(Dataset entries)
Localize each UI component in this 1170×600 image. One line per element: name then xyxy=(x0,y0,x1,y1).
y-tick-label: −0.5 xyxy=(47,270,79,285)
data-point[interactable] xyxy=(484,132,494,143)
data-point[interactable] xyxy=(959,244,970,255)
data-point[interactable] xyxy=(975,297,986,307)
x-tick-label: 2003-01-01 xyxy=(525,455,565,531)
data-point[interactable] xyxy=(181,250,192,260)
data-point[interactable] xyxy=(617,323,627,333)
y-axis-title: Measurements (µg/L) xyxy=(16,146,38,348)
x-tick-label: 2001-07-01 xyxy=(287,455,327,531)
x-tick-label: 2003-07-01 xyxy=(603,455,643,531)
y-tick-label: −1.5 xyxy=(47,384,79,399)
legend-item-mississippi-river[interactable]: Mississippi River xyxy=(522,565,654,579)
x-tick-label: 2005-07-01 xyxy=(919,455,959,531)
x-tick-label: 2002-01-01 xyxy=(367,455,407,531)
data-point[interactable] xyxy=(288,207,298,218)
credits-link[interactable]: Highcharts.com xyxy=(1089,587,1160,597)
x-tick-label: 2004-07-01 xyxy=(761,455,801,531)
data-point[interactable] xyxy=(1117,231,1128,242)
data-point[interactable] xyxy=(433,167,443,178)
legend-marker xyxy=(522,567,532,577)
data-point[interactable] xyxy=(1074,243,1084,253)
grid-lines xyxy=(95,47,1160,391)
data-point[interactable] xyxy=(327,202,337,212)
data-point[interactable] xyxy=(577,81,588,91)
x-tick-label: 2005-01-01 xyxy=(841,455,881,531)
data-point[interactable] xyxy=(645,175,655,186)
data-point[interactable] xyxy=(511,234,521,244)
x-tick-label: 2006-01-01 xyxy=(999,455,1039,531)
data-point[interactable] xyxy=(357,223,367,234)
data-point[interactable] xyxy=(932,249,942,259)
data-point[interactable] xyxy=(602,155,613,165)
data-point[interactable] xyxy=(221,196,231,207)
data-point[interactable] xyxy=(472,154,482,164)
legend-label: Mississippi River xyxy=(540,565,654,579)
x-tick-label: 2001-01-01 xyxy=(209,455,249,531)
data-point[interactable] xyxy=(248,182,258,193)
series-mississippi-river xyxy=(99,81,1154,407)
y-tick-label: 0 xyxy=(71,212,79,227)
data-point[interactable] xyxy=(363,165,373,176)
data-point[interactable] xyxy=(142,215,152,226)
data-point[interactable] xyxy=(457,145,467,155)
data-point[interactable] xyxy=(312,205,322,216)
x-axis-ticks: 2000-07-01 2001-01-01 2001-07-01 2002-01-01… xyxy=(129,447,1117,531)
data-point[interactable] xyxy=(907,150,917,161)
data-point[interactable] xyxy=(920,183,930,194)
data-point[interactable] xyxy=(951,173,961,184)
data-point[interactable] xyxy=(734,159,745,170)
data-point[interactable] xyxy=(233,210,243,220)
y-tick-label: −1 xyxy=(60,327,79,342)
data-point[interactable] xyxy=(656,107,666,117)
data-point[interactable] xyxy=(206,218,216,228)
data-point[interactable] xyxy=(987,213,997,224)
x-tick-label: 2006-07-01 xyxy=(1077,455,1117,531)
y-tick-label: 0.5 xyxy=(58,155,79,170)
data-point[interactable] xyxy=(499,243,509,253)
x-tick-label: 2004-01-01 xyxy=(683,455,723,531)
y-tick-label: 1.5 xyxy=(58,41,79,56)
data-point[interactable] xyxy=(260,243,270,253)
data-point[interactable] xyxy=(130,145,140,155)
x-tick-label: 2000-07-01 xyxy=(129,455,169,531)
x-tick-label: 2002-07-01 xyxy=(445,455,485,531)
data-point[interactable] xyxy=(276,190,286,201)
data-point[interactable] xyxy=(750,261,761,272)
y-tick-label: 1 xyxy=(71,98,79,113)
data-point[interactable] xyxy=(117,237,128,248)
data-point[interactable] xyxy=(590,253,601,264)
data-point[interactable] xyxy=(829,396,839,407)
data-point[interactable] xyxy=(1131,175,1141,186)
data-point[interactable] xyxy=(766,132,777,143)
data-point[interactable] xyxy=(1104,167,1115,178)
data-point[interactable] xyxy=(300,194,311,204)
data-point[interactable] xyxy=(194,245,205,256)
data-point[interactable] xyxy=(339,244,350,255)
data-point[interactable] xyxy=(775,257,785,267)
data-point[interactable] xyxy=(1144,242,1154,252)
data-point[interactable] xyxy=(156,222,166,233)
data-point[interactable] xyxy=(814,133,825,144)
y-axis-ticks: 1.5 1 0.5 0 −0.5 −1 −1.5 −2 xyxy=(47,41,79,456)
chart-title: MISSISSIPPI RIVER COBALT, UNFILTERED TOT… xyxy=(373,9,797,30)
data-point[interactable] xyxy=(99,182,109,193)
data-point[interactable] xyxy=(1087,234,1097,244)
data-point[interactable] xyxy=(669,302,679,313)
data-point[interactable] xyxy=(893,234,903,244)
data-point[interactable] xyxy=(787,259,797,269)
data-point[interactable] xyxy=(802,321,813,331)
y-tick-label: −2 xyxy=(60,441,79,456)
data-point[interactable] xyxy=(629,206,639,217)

Exercise |
Copy out every line of the records above word for word, with no changes.

Task output |
Localize each UI component in this 1170×600 image. One line per element: name then xyxy=(x0,y0,x1,y1).
y-tick-label: −0.5 xyxy=(47,270,79,285)
data-point[interactable] xyxy=(484,132,494,143)
data-point[interactable] xyxy=(959,244,970,255)
data-point[interactable] xyxy=(975,297,986,307)
x-tick-label: 2003-01-01 xyxy=(525,455,565,531)
data-point[interactable] xyxy=(181,250,192,260)
data-point[interactable] xyxy=(617,323,627,333)
y-axis-title: Measurements (µg/L) xyxy=(16,146,38,348)
x-tick-label: 2001-07-01 xyxy=(287,455,327,531)
x-tick-label: 2003-07-01 xyxy=(603,455,643,531)
y-tick-label: −1.5 xyxy=(47,384,79,399)
legend-item-mississippi-river[interactable]: Mississippi River xyxy=(522,565,654,579)
x-tick-label: 2005-07-01 xyxy=(919,455,959,531)
x-tick-label: 2002-01-01 xyxy=(367,455,407,531)
data-point[interactable] xyxy=(288,207,298,218)
credits-link[interactable]: Highcharts.com xyxy=(1089,587,1160,597)
x-tick-label: 2004-07-01 xyxy=(761,455,801,531)
data-point[interactable] xyxy=(1117,231,1128,242)
data-point[interactable] xyxy=(433,167,443,178)
legend-marker xyxy=(522,567,532,577)
data-point[interactable] xyxy=(1074,243,1084,253)
grid-lines xyxy=(95,47,1160,391)
data-point[interactable] xyxy=(327,202,337,212)
data-point[interactable] xyxy=(577,81,588,91)
x-tick-label: 2005-01-01 xyxy=(841,455,881,531)
data-point[interactable] xyxy=(645,175,655,186)
data-point[interactable] xyxy=(511,234,521,244)
x-tick-label: 2006-01-01 xyxy=(999,455,1039,531)
data-point[interactable] xyxy=(357,223,367,234)
data-point[interactable] xyxy=(932,249,942,259)
data-point[interactable] xyxy=(602,155,613,165)
data-point[interactable] xyxy=(221,196,231,207)
data-point[interactable] xyxy=(472,154,482,164)
legend-label: Mississippi River xyxy=(540,565,654,579)
x-tick-label: 2001-01-01 xyxy=(209,455,249,531)
data-point[interactable] xyxy=(248,182,258,193)
series-mississippi-river xyxy=(99,81,1154,407)
y-tick-label: 0 xyxy=(71,212,79,227)
data-point[interactable] xyxy=(363,165,373,176)
data-point[interactable] xyxy=(142,215,152,226)
data-point[interactable] xyxy=(457,145,467,155)
data-point[interactable] xyxy=(312,205,322,216)
x-axis-ticks: 2000-07-01 2001-01-01 2001-07-01 2002-01-01… xyxy=(129,447,1117,531)
data-point[interactable] xyxy=(907,150,917,161)
data-point[interactable] xyxy=(920,183,930,194)
data-point[interactable] xyxy=(951,173,961,184)
data-point[interactable] xyxy=(734,159,745,170)
data-point[interactable] xyxy=(233,210,243,220)
y-tick-label: −1 xyxy=(60,327,79,342)
data-point[interactable] xyxy=(656,107,666,117)
data-point[interactable] xyxy=(206,218,216,228)
data-point[interactable] xyxy=(987,213,997,224)
x-tick-label: 2006-07-01 xyxy=(1077,455,1117,531)
y-tick-label: 0.5 xyxy=(58,155,79,170)
data-point[interactable] xyxy=(499,243,509,253)
x-tick-label: 2004-01-01 xyxy=(683,455,723,531)
y-tick-label: 1.5 xyxy=(58,41,79,56)
data-point[interactable] xyxy=(260,243,270,253)
data-point[interactable] xyxy=(130,145,140,155)
x-tick-label: 2000-07-01 xyxy=(129,455,169,531)
x-tick-label: 2002-07-01 xyxy=(445,455,485,531)
data-point[interactable] xyxy=(276,190,286,201)
data-point[interactable] xyxy=(750,261,761,272)
y-tick-label: 1 xyxy=(71,98,79,113)
data-point[interactable] xyxy=(117,237,128,248)
data-point[interactable] xyxy=(590,253,601,264)
data-point[interactable] xyxy=(829,396,839,407)
data-point[interactable] xyxy=(1131,175,1141,186)
data-point[interactable] xyxy=(766,132,777,143)
data-point[interactable] xyxy=(1104,167,1115,178)
data-point[interactable] xyxy=(300,194,311,204)
data-point[interactable] xyxy=(194,245,205,256)
data-point[interactable] xyxy=(339,244,350,255)
data-point[interactable] xyxy=(775,257,785,267)
data-point[interactable] xyxy=(1144,242,1154,252)
data-point[interactable] xyxy=(156,222,166,233)
data-point[interactable] xyxy=(814,133,825,144)
y-axis-ticks: 1.5 1 0.5 0 −0.5 −1 −1.5 −2 xyxy=(47,41,79,456)
chart-title: MISSISSIPPI RIVER COBALT, UNFILTERED TOT… xyxy=(373,9,797,30)
data-point[interactable] xyxy=(99,182,109,193)
data-point[interactable] xyxy=(1087,234,1097,244)
data-point[interactable] xyxy=(669,302,679,313)
data-point[interactable] xyxy=(893,234,903,244)
data-point[interactable] xyxy=(787,259,797,269)
data-point[interactable] xyxy=(802,321,813,331)
y-tick-label: −2 xyxy=(60,441,79,456)
data-point[interactable] xyxy=(629,206,639,217)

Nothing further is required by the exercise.